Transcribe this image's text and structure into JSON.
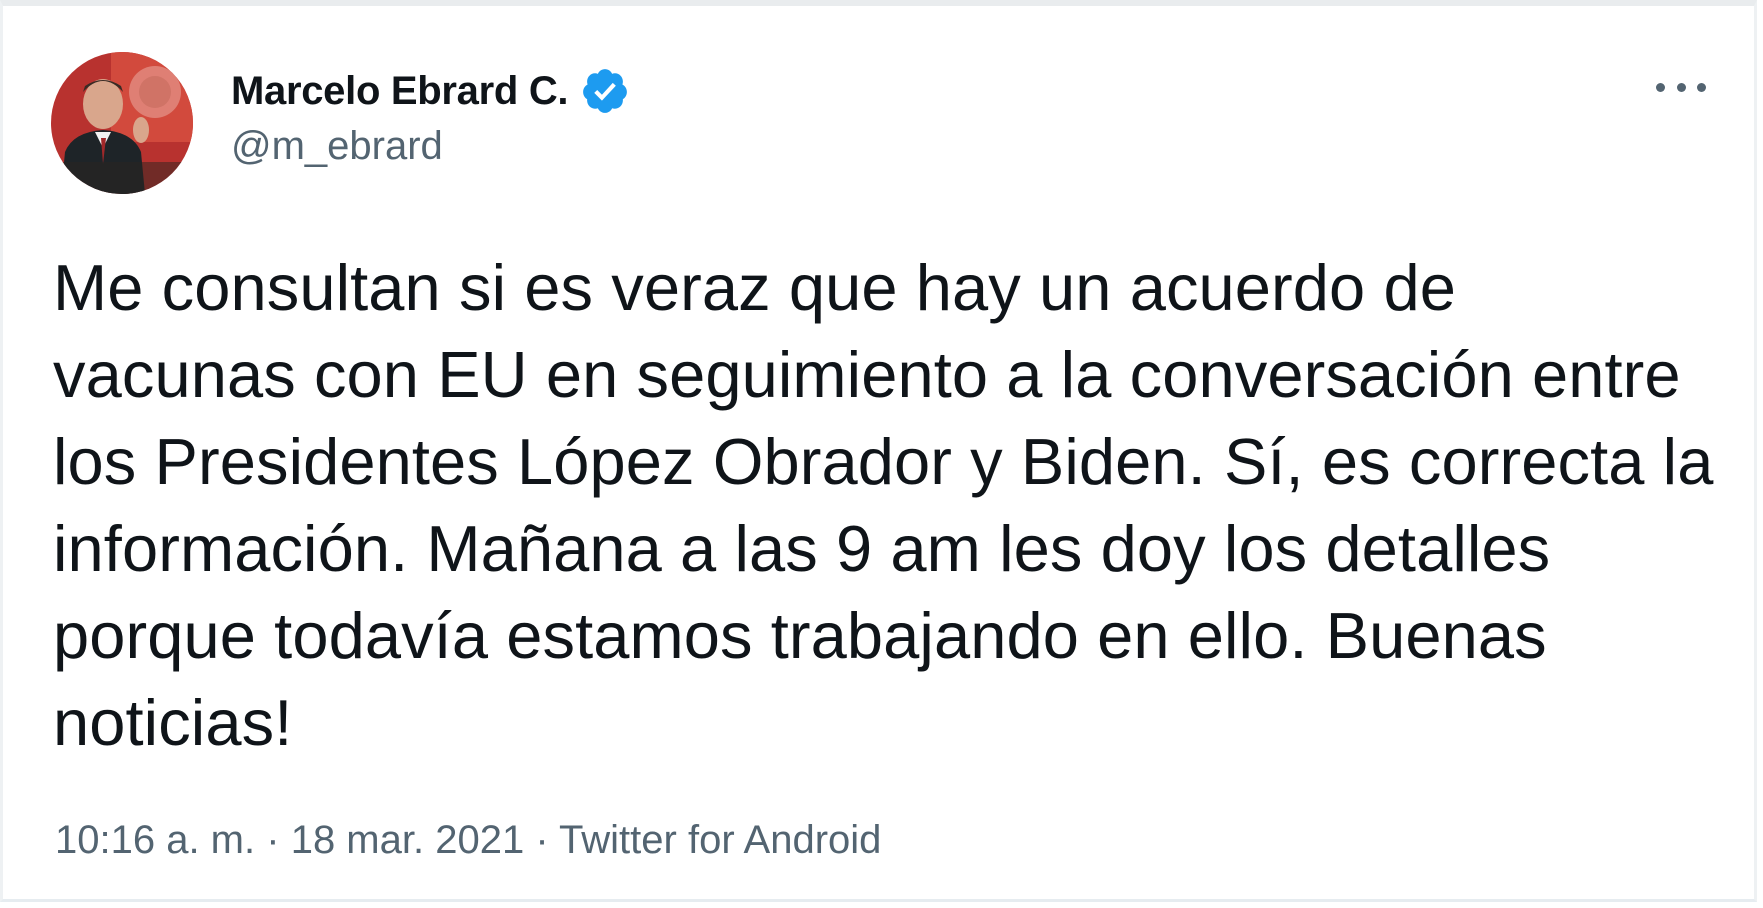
{
  "author": {
    "name": "Marcelo Ebrard C.",
    "handle": "@m_ebrard",
    "verified": true,
    "verified_color": "#1d9bf0"
  },
  "tweet": {
    "text": "Me consultan si es veraz que hay un acuerdo de\nvacunas con EU en seguimiento a la conversación entre\nlos Presidentes López Obrador y Biden. Sí, es correcta la\ninformación. Mañana a las 9 am les doy los detalles\nporque todavía estamos trabajando en ello. Buenas\nnoticias!",
    "time": "10:16 a. m.",
    "separator": "·",
    "date": "18 mar. 2021",
    "source": "Twitter for Android"
  },
  "icons": {
    "more": "more-horizontal-icon",
    "verified": "verified-badge-icon"
  },
  "colors": {
    "text": "#0f1419",
    "secondary": "#536471",
    "border": "#e6ecf0"
  }
}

:: GIVEN EXERCISE ::
Return each line of the data, keeping its wording exact and omitting pictures.

:: OUTPUT ::
Transcribe this image's text and structure into JSON.
{
  "author": {
    "name": "Marcelo Ebrard C.",
    "handle": "@m_ebrard",
    "verified": true,
    "verified_color": "#1d9bf0"
  },
  "tweet": {
    "text": "Me consultan si es veraz que hay un acuerdo de\nvacunas con EU en seguimiento a la conversación entre\nlos Presidentes López Obrador y Biden. Sí, es correcta la\ninformación. Mañana a las 9 am les doy los detalles\nporque todavía estamos trabajando en ello. Buenas\nnoticias!",
    "time": "10:16 a. m.",
    "separator": "·",
    "date": "18 mar. 2021",
    "source": "Twitter for Android"
  },
  "icons": {
    "more": "more-horizontal-icon",
    "verified": "verified-badge-icon"
  },
  "colors": {
    "text": "#0f1419",
    "secondary": "#536471",
    "border": "#e6ecf0"
  }
}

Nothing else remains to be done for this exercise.